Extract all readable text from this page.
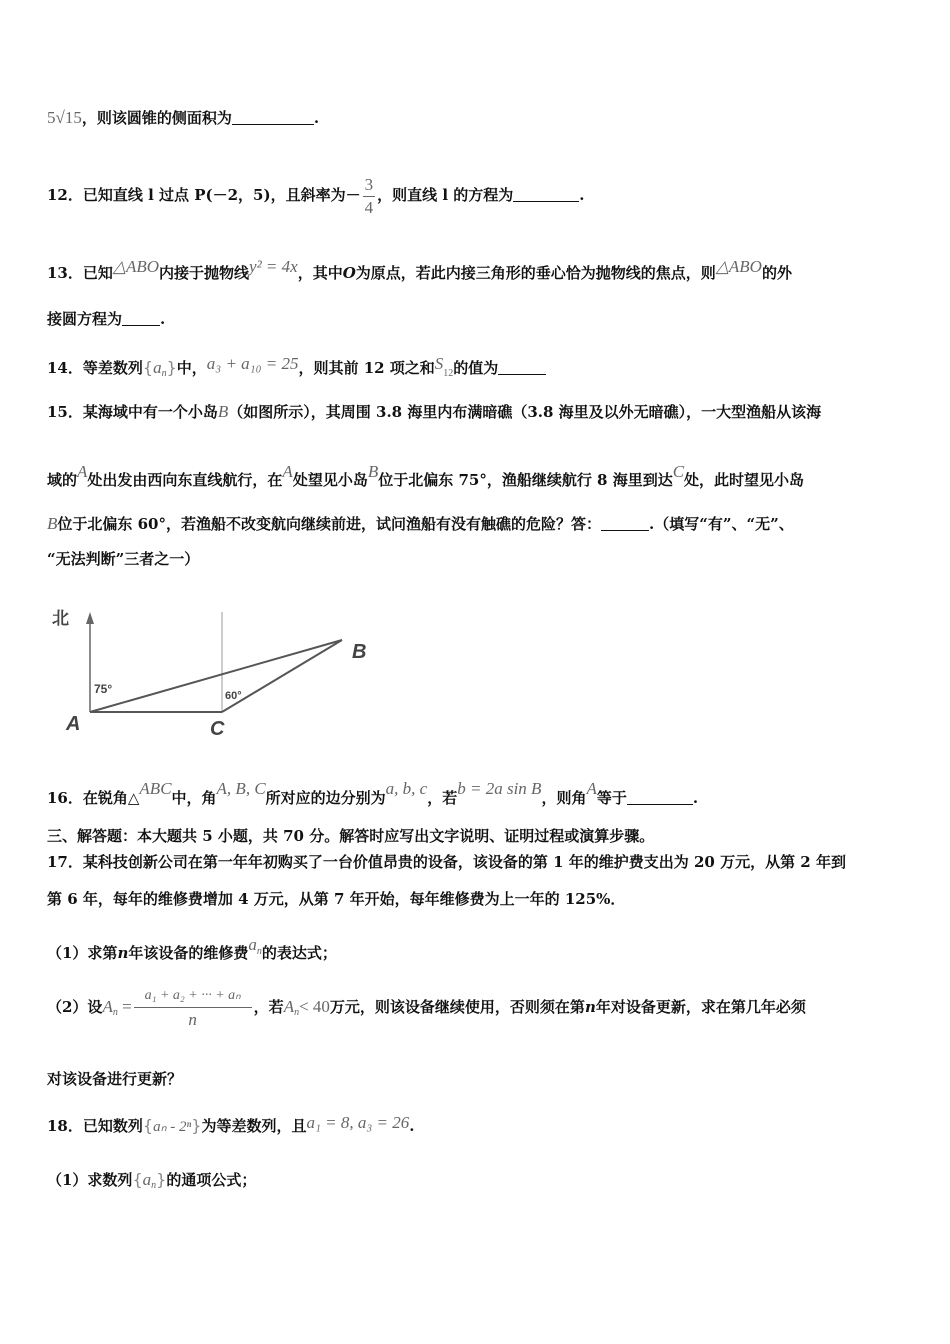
5√15，则该圆锥的侧面积为	.
12．已知直线 l 过点 P(－2，5)，且斜率为－ $\frac{3}{4}$ ，则直线 l 的方程为	.
13．已知△ABO内接于抛物线y² = 4x，其中O为原点，若此内接三角形的垂心恰为抛物线的焦点，则△ABO的外
接圆方程为	.
14．等差数列$\{a_n\}$中，a₃ + a₁₀ = 25，则其前 12 项之和$S_{12}$的值为
15．某海域中有一个小岛B（如图所示），其周围 3.8 海里内布满暗礁（3.8 海里及以外无暗礁），一大型渔船从该海
域的A处出发由西向东直线航行，在A处望见小岛B位于北偏东 75°，渔船继续航行 8 海里到达C处，此时望见小岛
B位于北偏东 60°，若渔船不改变航向继续前进，试问渔船有没有触礁的危险？答：	.（填写“有”、“无”、
“无法判断”三者之一）
北
75°	60°
A
B
C
16．在锐角△ABC中，角A, B, C所对应的边分别为a, b, c，若b = 2a sin B，则角A等于	.
三、解答题：本大题共 5 小题，共 70 分。解答时应写出文字说明、证明过程或演算步骤。
17．某科技创新公司在第一年年初购买了一台价值昂贵的设备，该设备的第 1 年的维护费支出为 20 万元，从第 2 年到
第 6 年，每年的维修费增加 4 万元，从第 7 年开始，每年维修费为上一年的 125%．
（1）求第n年该设备的维修费$a^n$的表达式；
（2）设$A_n = \frac{\text{a₁ + a₂ + ··· + aₙ}}{n}$ ，若$A_n< 40$万元，则该设备继续使用，否则须在第n年对设备更新，求在第几年必须
对该设备进行更新？
18．已知数列{aₙ - 2ⁿ}为等差数列，且a₁ = 8, a₃ = 26.
（1）求数列$\{a_n\}$的通项公式；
------------------------------------------------------------------------
▶ **Written exercise**: Print all the records again exactly; do not include any picture.

▶ **Answer**:
Extract all readable text from this page.
5√15，则该圆锥的侧面积为	.
12．已知直线 l 过点 P(－2，5)，且斜率为－ $\frac{3}{4}$ ，则直线 l 的方程为	.
13．已知△ABO内接于抛物线y² = 4x，其中O为原点，若此内接三角形的垂心恰为抛物线的焦点，则△ABO的外
接圆方程为	.
14．等差数列$\{a_n\}$中，a₃ + a₁₀ = 25，则其前 12 项之和$S_{12}$的值为
15．某海域中有一个小岛B（如图所示），其周围 3.8 海里内布满暗礁（3.8 海里及以外无暗礁），一大型渔船从该海
域的A处出发由西向东直线航行，在A处望见小岛B位于北偏东 75°，渔船继续航行 8 海里到达C处，此时望见小岛
B位于北偏东 60°，若渔船不改变航向继续前进，试问渔船有没有触礁的危险？答：	.（填写“有”、“无”、
“无法判断”三者之一）
北
75°	60°
A
B
C
16．在锐角△ABC中，角A, B, C所对应的边分别为a, b, c，若b = 2a sin B，则角A等于	.
三、解答题：本大题共 5 小题，共 70 分。解答时应写出文字说明、证明过程或演算步骤。
17．某科技创新公司在第一年年初购买了一台价值昂贵的设备，该设备的第 1 年的维护费支出为 20 万元，从第 2 年到
第 6 年，每年的维修费增加 4 万元，从第 7 年开始，每年维修费为上一年的 125%．
（1）求第n年该设备的维修费$a^n$的表达式；
（2）设$A_n = \frac{\text{a₁ + a₂ + ··· + aₙ}}{n}$ ，若$A_n< 40$万元，则该设备继续使用，否则须在第n年对设备更新，求在第几年必须
对该设备进行更新？
18．已知数列{aₙ - 2ⁿ}为等差数列，且a₁ = 8, a₃ = 26.
（1）求数列$\{a_n\}$的通项公式；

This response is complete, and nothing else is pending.